Output every line of each item below without changing anything.

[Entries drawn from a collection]
## Begin

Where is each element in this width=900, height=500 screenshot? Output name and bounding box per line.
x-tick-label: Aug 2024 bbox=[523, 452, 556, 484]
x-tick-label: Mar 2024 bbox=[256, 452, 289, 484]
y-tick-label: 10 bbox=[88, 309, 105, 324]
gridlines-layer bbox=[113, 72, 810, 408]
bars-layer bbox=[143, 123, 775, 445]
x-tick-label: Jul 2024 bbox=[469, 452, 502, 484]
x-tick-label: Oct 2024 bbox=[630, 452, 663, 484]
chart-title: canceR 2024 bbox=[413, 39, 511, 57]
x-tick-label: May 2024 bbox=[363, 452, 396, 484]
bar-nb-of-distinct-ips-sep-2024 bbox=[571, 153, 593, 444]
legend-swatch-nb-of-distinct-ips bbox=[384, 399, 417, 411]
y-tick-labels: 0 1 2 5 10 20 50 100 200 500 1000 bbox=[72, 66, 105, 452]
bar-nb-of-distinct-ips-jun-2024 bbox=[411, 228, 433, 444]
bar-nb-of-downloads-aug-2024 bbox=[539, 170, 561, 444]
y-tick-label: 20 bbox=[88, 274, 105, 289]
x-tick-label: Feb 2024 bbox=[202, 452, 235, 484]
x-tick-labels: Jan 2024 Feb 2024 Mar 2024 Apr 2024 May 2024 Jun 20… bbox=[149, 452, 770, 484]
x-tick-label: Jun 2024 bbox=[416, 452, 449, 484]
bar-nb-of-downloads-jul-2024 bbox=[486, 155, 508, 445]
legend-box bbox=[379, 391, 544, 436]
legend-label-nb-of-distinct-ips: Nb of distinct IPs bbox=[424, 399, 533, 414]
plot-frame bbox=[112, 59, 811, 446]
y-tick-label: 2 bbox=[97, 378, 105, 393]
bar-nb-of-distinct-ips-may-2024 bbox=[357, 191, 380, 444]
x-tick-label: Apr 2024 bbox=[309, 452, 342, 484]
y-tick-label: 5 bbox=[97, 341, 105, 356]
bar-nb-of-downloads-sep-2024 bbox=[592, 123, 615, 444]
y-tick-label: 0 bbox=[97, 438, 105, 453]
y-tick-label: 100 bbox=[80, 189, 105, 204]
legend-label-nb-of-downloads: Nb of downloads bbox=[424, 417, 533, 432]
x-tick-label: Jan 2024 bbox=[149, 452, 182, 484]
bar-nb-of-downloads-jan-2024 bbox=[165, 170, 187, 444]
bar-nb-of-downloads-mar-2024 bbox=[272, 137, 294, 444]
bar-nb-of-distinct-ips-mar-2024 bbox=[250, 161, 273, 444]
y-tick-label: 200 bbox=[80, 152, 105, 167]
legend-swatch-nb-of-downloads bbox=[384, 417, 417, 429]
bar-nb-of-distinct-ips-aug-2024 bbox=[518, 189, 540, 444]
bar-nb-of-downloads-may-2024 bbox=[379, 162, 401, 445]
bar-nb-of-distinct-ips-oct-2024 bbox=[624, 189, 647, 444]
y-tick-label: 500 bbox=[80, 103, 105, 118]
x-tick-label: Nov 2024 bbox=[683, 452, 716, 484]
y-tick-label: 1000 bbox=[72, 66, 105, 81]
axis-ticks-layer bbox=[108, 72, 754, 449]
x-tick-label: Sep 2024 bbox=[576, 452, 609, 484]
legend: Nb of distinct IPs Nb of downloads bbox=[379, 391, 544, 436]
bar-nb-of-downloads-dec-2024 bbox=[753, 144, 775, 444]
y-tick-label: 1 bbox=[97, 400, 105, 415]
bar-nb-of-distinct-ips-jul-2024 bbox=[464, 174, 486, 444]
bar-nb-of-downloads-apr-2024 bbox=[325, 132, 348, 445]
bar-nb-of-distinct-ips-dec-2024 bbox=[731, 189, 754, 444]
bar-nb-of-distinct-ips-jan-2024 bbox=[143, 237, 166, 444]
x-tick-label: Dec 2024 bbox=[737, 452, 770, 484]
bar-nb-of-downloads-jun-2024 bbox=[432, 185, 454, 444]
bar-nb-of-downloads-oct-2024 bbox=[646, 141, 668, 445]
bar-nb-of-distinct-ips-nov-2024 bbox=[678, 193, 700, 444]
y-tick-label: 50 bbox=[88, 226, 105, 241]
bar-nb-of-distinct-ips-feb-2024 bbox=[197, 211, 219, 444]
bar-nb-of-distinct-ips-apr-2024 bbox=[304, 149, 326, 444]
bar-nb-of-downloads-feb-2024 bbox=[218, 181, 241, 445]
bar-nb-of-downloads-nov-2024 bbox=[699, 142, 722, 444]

## End

» ANSWER TO THIS PROBLEM:
Where is each element in this width=900, height=500 screenshot? Output name and bounding box per line.
x-tick-label: Aug 2024 bbox=[523, 452, 556, 484]
x-tick-label: Mar 2024 bbox=[256, 452, 289, 484]
y-tick-label: 10 bbox=[88, 309, 105, 324]
gridlines-layer bbox=[113, 72, 810, 408]
bars-layer bbox=[143, 123, 775, 445]
x-tick-label: Jul 2024 bbox=[469, 452, 502, 484]
x-tick-label: Oct 2024 bbox=[630, 452, 663, 484]
chart-title: canceR 2024 bbox=[413, 39, 511, 57]
x-tick-label: May 2024 bbox=[363, 452, 396, 484]
bar-nb-of-distinct-ips-sep-2024 bbox=[571, 153, 593, 444]
legend-swatch-nb-of-distinct-ips bbox=[384, 399, 417, 411]
y-tick-labels: 0 1 2 5 10 20 50 100 200 500 1000 bbox=[72, 66, 105, 452]
bar-nb-of-distinct-ips-jun-2024 bbox=[411, 228, 433, 444]
bar-nb-of-downloads-aug-2024 bbox=[539, 170, 561, 444]
y-tick-label: 20 bbox=[88, 274, 105, 289]
x-tick-label: Feb 2024 bbox=[202, 452, 235, 484]
x-tick-labels: Jan 2024 Feb 2024 Mar 2024 Apr 2024 May 2024 Jun 20… bbox=[149, 452, 770, 484]
x-tick-label: Jun 2024 bbox=[416, 452, 449, 484]
bar-nb-of-downloads-jul-2024 bbox=[486, 155, 508, 445]
legend-box bbox=[379, 391, 544, 436]
legend-label-nb-of-distinct-ips: Nb of distinct IPs bbox=[424, 399, 533, 414]
plot-frame bbox=[112, 59, 811, 446]
y-tick-label: 2 bbox=[97, 378, 105, 393]
bar-nb-of-distinct-ips-may-2024 bbox=[357, 191, 380, 444]
x-tick-label: Apr 2024 bbox=[309, 452, 342, 484]
y-tick-label: 5 bbox=[97, 341, 105, 356]
bar-nb-of-downloads-sep-2024 bbox=[592, 123, 615, 444]
y-tick-label: 0 bbox=[97, 438, 105, 453]
y-tick-label: 100 bbox=[80, 189, 105, 204]
legend-label-nb-of-downloads: Nb of downloads bbox=[424, 417, 533, 432]
x-tick-label: Jan 2024 bbox=[149, 452, 182, 484]
bar-nb-of-downloads-jan-2024 bbox=[165, 170, 187, 444]
bar-nb-of-downloads-mar-2024 bbox=[272, 137, 294, 444]
bar-nb-of-distinct-ips-mar-2024 bbox=[250, 161, 273, 444]
y-tick-label: 200 bbox=[80, 152, 105, 167]
legend-swatch-nb-of-downloads bbox=[384, 417, 417, 429]
bar-nb-of-distinct-ips-aug-2024 bbox=[518, 189, 540, 444]
bar-nb-of-downloads-may-2024 bbox=[379, 162, 401, 445]
bar-nb-of-distinct-ips-oct-2024 bbox=[624, 189, 647, 444]
y-tick-label: 500 bbox=[80, 103, 105, 118]
x-tick-label: Nov 2024 bbox=[683, 452, 716, 484]
y-tick-label: 1000 bbox=[72, 66, 105, 81]
axis-ticks-layer bbox=[108, 72, 754, 449]
x-tick-label: Sep 2024 bbox=[576, 452, 609, 484]
legend: Nb of distinct IPs Nb of downloads bbox=[379, 391, 544, 436]
bar-nb-of-downloads-dec-2024 bbox=[753, 144, 775, 444]
y-tick-label: 1 bbox=[97, 400, 105, 415]
bar-nb-of-distinct-ips-jul-2024 bbox=[464, 174, 486, 444]
bar-nb-of-downloads-apr-2024 bbox=[325, 132, 348, 445]
bar-nb-of-distinct-ips-dec-2024 bbox=[731, 189, 754, 444]
bar-nb-of-distinct-ips-jan-2024 bbox=[143, 237, 166, 444]
x-tick-label: Dec 2024 bbox=[737, 452, 770, 484]
bar-nb-of-downloads-jun-2024 bbox=[432, 185, 454, 444]
bar-nb-of-downloads-oct-2024 bbox=[646, 141, 668, 445]
bar-nb-of-distinct-ips-nov-2024 bbox=[678, 193, 700, 444]
y-tick-label: 50 bbox=[88, 226, 105, 241]
bar-nb-of-distinct-ips-feb-2024 bbox=[197, 211, 219, 444]
bar-nb-of-distinct-ips-apr-2024 bbox=[304, 149, 326, 444]
bar-nb-of-downloads-feb-2024 bbox=[218, 181, 241, 445]
bar-nb-of-downloads-nov-2024 bbox=[699, 142, 722, 444]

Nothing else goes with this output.